» **Job**: Find all lines in the listing that include the word "Настройка", then copy them.

» **Material for the task**:
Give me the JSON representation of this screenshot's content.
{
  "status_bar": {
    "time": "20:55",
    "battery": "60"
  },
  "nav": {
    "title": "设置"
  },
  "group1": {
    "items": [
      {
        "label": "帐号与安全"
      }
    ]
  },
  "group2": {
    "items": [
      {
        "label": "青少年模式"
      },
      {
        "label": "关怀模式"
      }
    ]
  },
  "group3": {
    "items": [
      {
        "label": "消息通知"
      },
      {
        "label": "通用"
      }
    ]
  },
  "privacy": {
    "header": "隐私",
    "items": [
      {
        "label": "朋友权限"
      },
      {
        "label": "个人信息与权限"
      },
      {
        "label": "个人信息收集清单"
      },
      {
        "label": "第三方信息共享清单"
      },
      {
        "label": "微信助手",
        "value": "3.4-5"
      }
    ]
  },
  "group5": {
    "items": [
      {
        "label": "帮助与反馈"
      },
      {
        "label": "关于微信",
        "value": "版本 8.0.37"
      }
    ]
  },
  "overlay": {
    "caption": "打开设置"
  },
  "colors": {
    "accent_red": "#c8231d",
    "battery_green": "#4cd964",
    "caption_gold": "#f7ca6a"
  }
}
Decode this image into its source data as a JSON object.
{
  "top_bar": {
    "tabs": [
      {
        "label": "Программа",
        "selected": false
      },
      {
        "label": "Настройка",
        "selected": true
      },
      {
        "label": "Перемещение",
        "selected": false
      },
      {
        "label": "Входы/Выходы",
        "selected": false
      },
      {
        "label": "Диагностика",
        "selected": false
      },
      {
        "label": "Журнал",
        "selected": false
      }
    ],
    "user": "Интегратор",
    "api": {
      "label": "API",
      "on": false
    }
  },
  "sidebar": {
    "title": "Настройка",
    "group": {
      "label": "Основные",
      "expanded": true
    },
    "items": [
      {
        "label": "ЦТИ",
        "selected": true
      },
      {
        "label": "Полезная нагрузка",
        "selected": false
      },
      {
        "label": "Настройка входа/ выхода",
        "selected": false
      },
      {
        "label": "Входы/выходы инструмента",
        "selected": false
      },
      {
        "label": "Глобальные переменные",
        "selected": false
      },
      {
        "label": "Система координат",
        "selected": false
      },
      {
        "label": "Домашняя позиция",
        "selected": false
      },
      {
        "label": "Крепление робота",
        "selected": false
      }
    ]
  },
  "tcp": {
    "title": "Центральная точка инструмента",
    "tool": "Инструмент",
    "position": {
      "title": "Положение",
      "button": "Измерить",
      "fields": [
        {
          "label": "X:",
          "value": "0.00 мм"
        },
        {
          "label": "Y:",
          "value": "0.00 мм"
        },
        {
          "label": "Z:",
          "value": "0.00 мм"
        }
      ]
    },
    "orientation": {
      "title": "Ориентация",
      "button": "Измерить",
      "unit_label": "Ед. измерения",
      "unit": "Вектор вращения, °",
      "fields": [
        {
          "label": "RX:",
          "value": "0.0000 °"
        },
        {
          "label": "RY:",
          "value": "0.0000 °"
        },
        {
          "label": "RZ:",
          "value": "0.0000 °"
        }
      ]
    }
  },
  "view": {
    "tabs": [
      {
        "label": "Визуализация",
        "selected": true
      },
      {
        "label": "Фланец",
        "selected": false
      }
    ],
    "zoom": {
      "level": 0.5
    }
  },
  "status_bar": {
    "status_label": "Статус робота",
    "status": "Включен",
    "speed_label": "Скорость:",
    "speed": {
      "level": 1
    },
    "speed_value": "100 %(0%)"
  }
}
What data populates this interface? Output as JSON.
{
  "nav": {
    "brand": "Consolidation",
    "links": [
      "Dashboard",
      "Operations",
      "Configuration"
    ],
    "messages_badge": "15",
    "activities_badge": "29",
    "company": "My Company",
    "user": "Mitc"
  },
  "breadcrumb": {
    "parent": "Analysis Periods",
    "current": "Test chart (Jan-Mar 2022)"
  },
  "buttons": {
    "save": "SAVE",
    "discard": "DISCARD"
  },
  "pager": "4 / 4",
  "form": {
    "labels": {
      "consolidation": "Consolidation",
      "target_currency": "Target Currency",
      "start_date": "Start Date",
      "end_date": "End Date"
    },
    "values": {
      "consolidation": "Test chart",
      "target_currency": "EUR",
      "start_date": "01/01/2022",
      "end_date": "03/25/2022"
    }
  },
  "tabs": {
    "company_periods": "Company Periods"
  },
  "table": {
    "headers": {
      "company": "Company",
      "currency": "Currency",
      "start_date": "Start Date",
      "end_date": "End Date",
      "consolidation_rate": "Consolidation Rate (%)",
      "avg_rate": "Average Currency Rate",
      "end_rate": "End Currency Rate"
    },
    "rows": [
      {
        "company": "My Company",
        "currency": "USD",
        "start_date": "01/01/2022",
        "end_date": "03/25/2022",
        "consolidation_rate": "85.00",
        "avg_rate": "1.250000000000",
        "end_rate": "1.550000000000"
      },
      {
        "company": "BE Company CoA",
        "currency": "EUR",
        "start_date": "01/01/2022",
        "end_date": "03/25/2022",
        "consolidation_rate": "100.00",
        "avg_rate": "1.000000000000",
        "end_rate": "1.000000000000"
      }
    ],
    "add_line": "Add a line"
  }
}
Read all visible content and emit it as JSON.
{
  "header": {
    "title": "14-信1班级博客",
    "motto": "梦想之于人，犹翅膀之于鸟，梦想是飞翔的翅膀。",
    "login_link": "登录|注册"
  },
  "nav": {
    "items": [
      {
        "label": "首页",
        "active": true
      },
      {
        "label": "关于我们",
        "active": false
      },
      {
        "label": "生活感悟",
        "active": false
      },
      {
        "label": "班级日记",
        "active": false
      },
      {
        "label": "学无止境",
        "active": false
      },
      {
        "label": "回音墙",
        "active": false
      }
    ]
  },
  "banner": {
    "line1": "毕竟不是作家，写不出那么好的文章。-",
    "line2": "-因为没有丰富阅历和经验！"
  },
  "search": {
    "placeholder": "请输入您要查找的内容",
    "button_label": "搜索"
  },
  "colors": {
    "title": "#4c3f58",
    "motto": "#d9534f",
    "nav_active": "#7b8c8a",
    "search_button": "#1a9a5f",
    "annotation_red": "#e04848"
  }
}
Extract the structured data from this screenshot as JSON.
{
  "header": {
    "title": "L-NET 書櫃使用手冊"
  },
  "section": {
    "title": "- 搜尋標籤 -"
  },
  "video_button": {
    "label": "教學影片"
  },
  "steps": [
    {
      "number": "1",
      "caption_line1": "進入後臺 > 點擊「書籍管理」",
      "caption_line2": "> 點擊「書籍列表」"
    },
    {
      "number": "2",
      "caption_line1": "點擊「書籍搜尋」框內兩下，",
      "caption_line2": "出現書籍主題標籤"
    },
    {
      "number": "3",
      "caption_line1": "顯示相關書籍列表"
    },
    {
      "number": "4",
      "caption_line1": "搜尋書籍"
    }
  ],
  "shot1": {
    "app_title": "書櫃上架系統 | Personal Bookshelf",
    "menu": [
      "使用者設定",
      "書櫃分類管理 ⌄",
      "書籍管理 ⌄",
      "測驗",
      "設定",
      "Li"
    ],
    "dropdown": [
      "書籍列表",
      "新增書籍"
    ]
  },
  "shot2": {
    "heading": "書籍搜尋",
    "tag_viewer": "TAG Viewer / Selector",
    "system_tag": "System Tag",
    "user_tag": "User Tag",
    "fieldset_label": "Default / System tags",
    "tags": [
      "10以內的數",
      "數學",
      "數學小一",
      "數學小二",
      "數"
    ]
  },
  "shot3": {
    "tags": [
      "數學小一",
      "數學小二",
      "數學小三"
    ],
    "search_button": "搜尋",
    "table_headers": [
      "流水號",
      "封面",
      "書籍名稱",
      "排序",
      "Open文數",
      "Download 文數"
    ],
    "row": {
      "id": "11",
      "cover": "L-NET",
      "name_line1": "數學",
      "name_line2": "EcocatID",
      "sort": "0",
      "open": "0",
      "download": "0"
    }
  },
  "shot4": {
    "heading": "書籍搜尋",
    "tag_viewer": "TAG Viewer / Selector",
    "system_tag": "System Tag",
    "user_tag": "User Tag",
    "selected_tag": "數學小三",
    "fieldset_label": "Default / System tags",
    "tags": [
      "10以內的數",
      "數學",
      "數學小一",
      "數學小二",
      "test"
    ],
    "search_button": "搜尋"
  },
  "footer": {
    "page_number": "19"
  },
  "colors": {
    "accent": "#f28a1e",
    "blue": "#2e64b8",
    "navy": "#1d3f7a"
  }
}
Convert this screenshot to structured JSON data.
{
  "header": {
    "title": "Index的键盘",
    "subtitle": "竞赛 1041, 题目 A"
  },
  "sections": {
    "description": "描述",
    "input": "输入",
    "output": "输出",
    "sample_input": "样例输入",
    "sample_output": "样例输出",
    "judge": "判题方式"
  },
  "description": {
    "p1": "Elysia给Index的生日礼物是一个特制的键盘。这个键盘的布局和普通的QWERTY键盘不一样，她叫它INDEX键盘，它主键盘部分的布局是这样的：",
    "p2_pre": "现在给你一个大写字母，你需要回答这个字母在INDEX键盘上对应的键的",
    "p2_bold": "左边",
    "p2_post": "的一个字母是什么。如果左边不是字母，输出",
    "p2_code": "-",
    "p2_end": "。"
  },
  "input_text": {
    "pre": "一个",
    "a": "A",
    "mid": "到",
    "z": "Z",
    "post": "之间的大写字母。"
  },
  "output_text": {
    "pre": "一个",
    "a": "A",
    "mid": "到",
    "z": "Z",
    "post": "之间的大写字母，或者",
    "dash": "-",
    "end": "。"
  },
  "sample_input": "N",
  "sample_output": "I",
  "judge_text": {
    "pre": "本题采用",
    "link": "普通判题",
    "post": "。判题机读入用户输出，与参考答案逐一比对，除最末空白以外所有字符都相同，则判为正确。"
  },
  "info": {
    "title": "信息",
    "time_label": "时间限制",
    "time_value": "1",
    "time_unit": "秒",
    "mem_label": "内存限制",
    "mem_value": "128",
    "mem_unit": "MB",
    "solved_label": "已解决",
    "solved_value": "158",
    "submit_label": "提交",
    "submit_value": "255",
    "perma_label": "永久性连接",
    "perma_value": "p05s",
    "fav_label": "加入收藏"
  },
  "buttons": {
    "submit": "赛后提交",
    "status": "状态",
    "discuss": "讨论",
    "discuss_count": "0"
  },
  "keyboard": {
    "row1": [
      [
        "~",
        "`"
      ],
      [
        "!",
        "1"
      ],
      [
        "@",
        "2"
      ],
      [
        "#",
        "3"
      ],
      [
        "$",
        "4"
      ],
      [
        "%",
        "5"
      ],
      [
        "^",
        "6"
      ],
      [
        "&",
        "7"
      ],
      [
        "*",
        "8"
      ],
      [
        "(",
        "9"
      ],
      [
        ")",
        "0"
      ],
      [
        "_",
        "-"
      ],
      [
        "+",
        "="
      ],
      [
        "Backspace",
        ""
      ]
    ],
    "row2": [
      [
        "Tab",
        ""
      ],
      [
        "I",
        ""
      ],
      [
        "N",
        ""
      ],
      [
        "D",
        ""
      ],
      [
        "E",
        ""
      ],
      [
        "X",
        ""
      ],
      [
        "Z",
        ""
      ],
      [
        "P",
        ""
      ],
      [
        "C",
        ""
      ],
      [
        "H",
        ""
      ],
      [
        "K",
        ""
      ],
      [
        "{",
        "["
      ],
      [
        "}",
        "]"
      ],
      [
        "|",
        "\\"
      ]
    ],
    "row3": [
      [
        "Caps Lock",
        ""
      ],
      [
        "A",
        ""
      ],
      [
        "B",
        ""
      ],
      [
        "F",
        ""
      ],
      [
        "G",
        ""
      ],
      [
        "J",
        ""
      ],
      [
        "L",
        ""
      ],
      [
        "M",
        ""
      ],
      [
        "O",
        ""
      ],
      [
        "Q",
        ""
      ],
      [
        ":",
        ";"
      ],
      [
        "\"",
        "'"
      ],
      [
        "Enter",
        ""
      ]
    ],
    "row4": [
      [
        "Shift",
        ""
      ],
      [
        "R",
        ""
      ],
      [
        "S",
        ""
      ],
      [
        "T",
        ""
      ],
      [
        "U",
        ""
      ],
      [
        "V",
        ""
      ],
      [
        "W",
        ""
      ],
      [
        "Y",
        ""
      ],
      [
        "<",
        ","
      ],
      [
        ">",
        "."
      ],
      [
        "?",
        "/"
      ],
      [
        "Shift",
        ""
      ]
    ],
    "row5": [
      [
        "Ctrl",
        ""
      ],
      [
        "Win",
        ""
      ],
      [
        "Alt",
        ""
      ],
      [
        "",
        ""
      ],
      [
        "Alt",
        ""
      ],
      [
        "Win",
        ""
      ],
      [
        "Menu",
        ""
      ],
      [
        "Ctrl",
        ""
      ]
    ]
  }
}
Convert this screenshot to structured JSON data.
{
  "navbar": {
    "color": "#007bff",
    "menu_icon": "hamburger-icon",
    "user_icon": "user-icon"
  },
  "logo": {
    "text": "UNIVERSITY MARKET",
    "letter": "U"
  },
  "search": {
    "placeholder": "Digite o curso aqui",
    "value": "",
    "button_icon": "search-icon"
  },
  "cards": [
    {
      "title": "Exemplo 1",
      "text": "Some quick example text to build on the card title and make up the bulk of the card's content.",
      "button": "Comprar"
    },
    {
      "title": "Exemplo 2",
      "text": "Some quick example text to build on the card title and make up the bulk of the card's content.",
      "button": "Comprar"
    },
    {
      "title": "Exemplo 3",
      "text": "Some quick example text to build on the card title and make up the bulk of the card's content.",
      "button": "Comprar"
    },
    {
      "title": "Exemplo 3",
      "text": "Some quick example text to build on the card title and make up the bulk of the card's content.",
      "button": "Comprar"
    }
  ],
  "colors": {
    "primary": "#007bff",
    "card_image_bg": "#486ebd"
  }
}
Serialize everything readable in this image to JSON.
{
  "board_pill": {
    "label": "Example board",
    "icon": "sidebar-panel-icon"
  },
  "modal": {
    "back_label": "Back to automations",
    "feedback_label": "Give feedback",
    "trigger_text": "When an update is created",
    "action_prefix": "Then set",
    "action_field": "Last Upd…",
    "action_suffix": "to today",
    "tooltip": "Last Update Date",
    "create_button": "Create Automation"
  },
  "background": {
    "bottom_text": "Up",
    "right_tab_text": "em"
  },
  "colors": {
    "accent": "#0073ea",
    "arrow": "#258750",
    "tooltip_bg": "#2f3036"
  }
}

» **Solution for this exercise**:
        "label": "Настройка",
    "title": "Настройка",
        "label": "Настройка входа/ выхода",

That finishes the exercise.